--- start of GIVEN INFORMATION ---

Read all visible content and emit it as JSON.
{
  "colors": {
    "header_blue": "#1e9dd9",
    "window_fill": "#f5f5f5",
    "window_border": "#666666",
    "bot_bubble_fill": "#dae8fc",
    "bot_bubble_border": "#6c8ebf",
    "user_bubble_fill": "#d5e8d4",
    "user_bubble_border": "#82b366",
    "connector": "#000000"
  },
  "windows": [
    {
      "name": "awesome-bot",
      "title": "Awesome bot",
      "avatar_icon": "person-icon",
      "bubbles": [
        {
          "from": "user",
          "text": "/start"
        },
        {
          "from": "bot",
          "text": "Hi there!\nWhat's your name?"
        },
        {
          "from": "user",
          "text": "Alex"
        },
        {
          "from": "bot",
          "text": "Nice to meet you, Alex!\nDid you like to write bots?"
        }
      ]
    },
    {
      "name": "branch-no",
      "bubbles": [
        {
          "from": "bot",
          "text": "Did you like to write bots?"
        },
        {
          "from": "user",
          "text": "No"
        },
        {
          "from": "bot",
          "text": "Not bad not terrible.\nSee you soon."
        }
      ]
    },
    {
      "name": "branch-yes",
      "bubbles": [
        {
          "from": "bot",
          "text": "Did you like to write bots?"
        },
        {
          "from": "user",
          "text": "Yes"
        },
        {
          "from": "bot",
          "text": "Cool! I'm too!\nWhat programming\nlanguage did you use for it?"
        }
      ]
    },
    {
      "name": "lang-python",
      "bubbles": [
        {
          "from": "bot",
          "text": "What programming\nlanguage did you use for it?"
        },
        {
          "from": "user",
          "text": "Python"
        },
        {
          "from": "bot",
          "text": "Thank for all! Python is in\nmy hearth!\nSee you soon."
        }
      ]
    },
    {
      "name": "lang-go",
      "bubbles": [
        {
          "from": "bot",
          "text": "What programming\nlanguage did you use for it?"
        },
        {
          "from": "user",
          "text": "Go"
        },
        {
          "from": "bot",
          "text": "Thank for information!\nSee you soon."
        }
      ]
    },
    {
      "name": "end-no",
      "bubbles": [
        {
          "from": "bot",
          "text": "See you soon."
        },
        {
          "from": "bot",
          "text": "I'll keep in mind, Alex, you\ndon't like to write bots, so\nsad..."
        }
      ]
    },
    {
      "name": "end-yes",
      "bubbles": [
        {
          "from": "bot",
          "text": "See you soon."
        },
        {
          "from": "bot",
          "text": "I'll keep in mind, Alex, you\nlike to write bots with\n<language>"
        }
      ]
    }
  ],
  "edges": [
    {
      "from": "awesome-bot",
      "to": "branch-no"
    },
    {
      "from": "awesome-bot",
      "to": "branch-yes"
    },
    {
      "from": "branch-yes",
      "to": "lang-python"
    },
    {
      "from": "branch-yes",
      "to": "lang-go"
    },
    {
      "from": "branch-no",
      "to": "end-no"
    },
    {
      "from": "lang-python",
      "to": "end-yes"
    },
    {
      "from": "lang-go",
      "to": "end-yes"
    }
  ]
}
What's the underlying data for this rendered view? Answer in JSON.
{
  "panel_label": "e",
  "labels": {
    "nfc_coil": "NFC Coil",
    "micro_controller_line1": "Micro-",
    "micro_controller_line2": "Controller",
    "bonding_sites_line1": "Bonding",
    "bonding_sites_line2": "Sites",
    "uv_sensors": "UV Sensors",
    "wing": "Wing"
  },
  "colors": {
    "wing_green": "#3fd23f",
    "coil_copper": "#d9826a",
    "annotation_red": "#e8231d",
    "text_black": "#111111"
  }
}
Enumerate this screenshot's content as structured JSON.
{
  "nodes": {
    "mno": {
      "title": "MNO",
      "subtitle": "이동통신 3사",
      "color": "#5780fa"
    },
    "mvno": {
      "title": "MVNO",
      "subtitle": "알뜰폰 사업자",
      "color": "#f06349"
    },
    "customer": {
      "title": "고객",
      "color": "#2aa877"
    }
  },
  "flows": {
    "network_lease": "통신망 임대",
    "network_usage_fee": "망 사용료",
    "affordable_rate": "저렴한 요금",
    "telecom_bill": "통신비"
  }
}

--- end of GIVEN INFORMATION ---

WHAT YOU NEED TO DO:
Everything in the listing above should be restated exactly.

RESPONSE TO THIS EXERCISE:
Read all visible content and emit it as JSON.
{
  "colors": {
    "header_blue": "#1e9dd9",
    "window_fill": "#f5f5f5",
    "window_border": "#666666",
    "bot_bubble_fill": "#dae8fc",
    "bot_bubble_border": "#6c8ebf",
    "user_bubble_fill": "#d5e8d4",
    "user_bubble_border": "#82b366",
    "connector": "#000000"
  },
  "windows": [
    {
      "name": "awesome-bot",
      "title": "Awesome bot",
      "avatar_icon": "person-icon",
      "bubbles": [
        {
          "from": "user",
          "text": "/start"
        },
        {
          "from": "bot",
          "text": "Hi there!\nWhat's your name?"
        },
        {
          "from": "user",
          "text": "Alex"
        },
        {
          "from": "bot",
          "text": "Nice to meet you, Alex!\nDid you like to write bots?"
        }
      ]
    },
    {
      "name": "branch-no",
      "bubbles": [
        {
          "from": "bot",
          "text": "Did you like to write bots?"
        },
        {
          "from": "user",
          "text": "No"
        },
        {
          "from": "bot",
          "text": "Not bad not terrible.\nSee you soon."
        }
      ]
    },
    {
      "name": "branch-yes",
      "bubbles": [
        {
          "from": "bot",
          "text": "Did you like to write bots?"
        },
        {
          "from": "user",
          "text": "Yes"
        },
        {
          "from": "bot",
          "text": "Cool! I'm too!\nWhat programming\nlanguage did you use for it?"
        }
      ]
    },
    {
      "name": "lang-python",
      "bubbles": [
        {
          "from": "bot",
          "text": "What programming\nlanguage did you use for it?"
        },
        {
          "from": "user",
          "text": "Python"
        },
        {
          "from": "bot",
          "text": "Thank for all! Python is in\nmy hearth!\nSee you soon."
        }
      ]
    },
    {
      "name": "lang-go",
      "bubbles": [
        {
          "from": "bot",
          "text": "What programming\nlanguage did you use for it?"
        },
        {
          "from": "user",
          "text": "Go"
        },
        {
          "from": "bot",
          "text": "Thank for information!\nSee you soon."
        }
      ]
    },
    {
      "name": "end-no",
      "bubbles": [
        {
          "from": "bot",
          "text": "See you soon."
        },
        {
          "from": "bot",
          "text": "I'll keep in mind, Alex, you\ndon't like to write bots, so\nsad..."
        }
      ]
    },
    {
      "name": "end-yes",
      "bubbles": [
        {
          "from": "bot",
          "text": "See you soon."
        },
        {
          "from": "bot",
          "text": "I'll keep in mind, Alex, you\nlike to write bots with\n<language>"
        }
      ]
    }
  ],
  "edges": [
    {
      "from": "awesome-bot",
      "to": "branch-no"
    },
    {
      "from": "awesome-bot",
      "to": "branch-yes"
    },
    {
      "from": "branch-yes",
      "to": "lang-python"
    },
    {
      "from": "branch-yes",
      "to": "lang-go"
    },
    {
      "from": "branch-no",
      "to": "end-no"
    },
    {
      "from": "lang-python",
      "to": "end-yes"
    },
    {
      "from": "lang-go",
      "to": "end-yes"
    }
  ]
}
What's the underlying data for this rendered view? Answer in JSON.
{
  "panel_label": "e",
  "labels": {
    "nfc_coil": "NFC Coil",
    "micro_controller_line1": "Micro-",
    "micro_controller_line2": "Controller",
    "bonding_sites_line1": "Bonding",
    "bonding_sites_line2": "Sites",
    "uv_sensors": "UV Sensors",
    "wing": "Wing"
  },
  "colors": {
    "wing_green": "#3fd23f",
    "coil_copper": "#d9826a",
    "annotation_red": "#e8231d",
    "text_black": "#111111"
  }
}
Enumerate this screenshot's content as structured JSON.
{
  "nodes": {
    "mno": {
      "title": "MNO",
      "subtitle": "이동통신 3사",
      "color": "#5780fa"
    },
    "mvno": {
      "title": "MVNO",
      "subtitle": "알뜰폰 사업자",
      "color": "#f06349"
    },
    "customer": {
      "title": "고객",
      "color": "#2aa877"
    }
  },
  "flows": {
    "network_lease": "통신망 임대",
    "network_usage_fee": "망 사용료",
    "affordable_rate": "저렴한 요금",
    "telecom_bill": "통신비"
  }
}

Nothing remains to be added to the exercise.